CHALLENGE A
In the account of the unpaid Telefonica bill, on which days and before what time can Telefonica bills be paid at the Banesto bank in the village?
CHALLENGE B
Write what comes next in the account of the unpaid Telefonica bill, picking up right after its final sentence.

SELECTION
______________________________

I started yesterday, in the office, by ringing Telefonica on 1004. I then tapped in my phone number. I then listened to music. I then met Alfredo, who rather thought it was a technical problem and not a mere overdue bill. After trying to sell me a special summer telephone deal, he passed me to a colleague who was of the sound opinion that there was nothing wrong with the line and that, indeed, coughing up something in the billing department would do the trick and, oh, by the way, could I press a button to tell the company if I had been treated politely. A number one, if I would be so kind.
The new billing lady, after making sure that I knew my telephone number and wasn’t in fact carrying a false residence card number – which I was as a matter of fact, as the phone is in somebody else’s name – finally gave me a price.
You can only pay your old phone bills at the Banesto bank. There’s one in the village.
I drove up the hill, past all the parked tourist cars, and then down the other side for some distance. It’s hot and dusty and a pull to totter up to the top again, just to pay the 100 euros and eight cents that the Telefonica company wanted.
The Banesto bank in the pueblo is a small room with two tables, one computer, a few concerned looking ashtrays, and a sign saying that you can only pay Telefonica bills on Tuesdays and Thursdays and before 10.30am. And an air-conditioner. It’s Thursday midday and I’ve spent enough time on this. But, on the bright side, I'm cool.
The bank flunky tries to send the wretched company a transfer anyway. But the computer won’t accept it. ‘Come back on Tuesday morning, early’ suggests the fellow. Or, perhaps he said ‘wear something light and get the morning off from your work. Another five days without phone or internet will put you in a splendid mood. Your walk up the hill, past all the accordion players and elderly beggars will place you in a happy frame of mind and when I finally take your money you will be pleased to consider that, in a mere 48 hours after the transfer, your phoning and surfing rights will be fully returned to you’.
I went into the bar next door. Carmen is nice. She set me up a beer as I rang 1004 on my mobile phone. Typed in my number. Listened to music, diddle di diddle di dee… Our operators are busy, please call back another time…
So I was talking to Carmen while holding the phone to my ear after another attempt, when a voice suddenly came on in… English!

______________________________

Records from a dataset

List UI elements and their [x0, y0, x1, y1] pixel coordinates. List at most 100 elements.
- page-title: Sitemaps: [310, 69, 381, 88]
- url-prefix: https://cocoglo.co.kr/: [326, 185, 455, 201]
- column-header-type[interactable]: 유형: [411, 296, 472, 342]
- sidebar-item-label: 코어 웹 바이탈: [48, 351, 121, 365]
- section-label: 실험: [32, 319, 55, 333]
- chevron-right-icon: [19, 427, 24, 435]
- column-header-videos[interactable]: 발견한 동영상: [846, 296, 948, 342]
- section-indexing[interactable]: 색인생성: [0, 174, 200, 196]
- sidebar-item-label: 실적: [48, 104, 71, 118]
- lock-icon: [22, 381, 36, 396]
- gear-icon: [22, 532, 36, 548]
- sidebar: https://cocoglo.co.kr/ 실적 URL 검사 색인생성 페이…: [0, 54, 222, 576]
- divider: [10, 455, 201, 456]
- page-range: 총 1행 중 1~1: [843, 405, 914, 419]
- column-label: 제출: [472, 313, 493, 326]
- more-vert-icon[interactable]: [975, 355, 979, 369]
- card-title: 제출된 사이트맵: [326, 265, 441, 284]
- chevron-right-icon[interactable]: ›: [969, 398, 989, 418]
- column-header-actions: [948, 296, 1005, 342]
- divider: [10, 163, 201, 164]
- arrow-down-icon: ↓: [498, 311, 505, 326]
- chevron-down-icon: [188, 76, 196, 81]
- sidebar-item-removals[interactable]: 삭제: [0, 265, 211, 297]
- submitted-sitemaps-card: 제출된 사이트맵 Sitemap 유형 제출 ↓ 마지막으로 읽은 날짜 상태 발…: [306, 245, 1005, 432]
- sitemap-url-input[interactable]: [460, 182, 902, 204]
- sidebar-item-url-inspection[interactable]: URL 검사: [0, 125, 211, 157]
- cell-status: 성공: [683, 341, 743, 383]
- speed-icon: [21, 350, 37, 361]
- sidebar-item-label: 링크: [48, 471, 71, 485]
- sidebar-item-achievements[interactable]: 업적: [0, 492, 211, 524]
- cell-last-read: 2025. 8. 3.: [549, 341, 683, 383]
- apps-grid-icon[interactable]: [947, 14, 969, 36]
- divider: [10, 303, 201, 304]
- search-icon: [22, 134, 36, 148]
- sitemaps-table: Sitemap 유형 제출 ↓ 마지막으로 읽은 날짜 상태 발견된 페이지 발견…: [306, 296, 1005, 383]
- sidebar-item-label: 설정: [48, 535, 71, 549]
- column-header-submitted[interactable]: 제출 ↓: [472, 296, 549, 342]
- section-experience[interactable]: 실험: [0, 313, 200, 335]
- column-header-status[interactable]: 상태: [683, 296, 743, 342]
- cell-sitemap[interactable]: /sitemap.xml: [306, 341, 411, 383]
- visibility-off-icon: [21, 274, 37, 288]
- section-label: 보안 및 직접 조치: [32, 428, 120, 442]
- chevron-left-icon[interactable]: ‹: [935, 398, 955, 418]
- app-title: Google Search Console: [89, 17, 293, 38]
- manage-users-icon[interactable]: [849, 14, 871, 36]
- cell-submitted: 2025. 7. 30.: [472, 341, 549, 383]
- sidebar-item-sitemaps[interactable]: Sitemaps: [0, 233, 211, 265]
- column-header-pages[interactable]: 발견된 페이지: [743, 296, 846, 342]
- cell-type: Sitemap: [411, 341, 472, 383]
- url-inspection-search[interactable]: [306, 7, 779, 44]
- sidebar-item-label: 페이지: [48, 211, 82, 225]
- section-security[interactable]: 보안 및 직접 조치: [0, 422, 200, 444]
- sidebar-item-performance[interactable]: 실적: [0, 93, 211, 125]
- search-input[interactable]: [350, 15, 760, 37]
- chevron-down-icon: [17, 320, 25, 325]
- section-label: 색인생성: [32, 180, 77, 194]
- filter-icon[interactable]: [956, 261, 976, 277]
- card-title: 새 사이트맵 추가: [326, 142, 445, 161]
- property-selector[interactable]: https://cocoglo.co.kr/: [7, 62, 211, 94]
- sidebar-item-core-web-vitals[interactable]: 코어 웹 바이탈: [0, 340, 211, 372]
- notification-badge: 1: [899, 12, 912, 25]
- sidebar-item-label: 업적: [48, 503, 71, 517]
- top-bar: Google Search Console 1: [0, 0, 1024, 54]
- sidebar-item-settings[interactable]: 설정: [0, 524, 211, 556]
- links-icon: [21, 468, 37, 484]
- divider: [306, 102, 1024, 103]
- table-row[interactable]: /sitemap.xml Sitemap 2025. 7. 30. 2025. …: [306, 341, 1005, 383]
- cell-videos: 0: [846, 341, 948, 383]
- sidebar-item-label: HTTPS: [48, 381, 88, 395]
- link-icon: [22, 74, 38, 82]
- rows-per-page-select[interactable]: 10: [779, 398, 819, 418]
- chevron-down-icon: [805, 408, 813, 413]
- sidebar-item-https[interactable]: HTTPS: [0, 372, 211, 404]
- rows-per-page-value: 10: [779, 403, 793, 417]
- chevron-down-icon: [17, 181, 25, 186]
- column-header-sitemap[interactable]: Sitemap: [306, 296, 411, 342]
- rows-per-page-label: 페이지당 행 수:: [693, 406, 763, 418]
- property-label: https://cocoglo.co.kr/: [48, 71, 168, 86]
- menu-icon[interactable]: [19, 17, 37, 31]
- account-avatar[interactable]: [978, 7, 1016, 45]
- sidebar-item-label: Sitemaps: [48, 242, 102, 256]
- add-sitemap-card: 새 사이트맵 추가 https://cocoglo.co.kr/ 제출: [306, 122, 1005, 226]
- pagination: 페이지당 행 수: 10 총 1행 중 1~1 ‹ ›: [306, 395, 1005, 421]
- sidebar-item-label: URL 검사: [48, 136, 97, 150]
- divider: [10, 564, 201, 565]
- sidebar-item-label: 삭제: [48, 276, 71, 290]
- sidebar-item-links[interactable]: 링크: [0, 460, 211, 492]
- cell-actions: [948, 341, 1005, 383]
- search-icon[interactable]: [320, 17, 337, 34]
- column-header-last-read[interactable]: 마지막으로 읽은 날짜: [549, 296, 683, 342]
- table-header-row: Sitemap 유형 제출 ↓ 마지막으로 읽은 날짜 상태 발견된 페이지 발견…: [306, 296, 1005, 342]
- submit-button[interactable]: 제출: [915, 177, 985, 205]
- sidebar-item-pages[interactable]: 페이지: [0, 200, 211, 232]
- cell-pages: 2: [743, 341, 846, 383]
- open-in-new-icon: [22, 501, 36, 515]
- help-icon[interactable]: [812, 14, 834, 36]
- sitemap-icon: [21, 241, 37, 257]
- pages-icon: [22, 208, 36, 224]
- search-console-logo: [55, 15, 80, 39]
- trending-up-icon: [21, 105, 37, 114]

______________________________

EXPECTED ANSWER A
On Tuesdays and Thursdays, before 10:30 a.m.

EXPECTED ANSWER B
‘Yess, how can ay help you?’ ‘Lissen, girlie, I wanna pay my phone bill and the stupid bank says that the figure is wrong and I’ve spent the whole morning farting about and I…’
‘Yes sir. The computers are down here. Call again later’.
So I will.

Tuesday, July 11, 2006

A Sporting Update

I was raised on the fine novels of H. Rider Haggard with his heroes like Alan Quartermain and The Elephant Hunter. Here we see an example of such an intrepid person as he pursues the common sparrow, a regular invader of our birdcage.The sparrows somehow get in, and make themselves at home. The regular tenants, the lovebirds, aren’t too taken by this invasion of gatecrashers. Step forward – the Great White Sparrow Hunter.

Note: no sparrows were hurt in the making of this photograph

Concert in Cartagena



Without doubt, it’s the oddest city on the Spanish mainland. Cartagena (New Carthage, Cartago Novo) is a navy city about 60 kms from Murcia.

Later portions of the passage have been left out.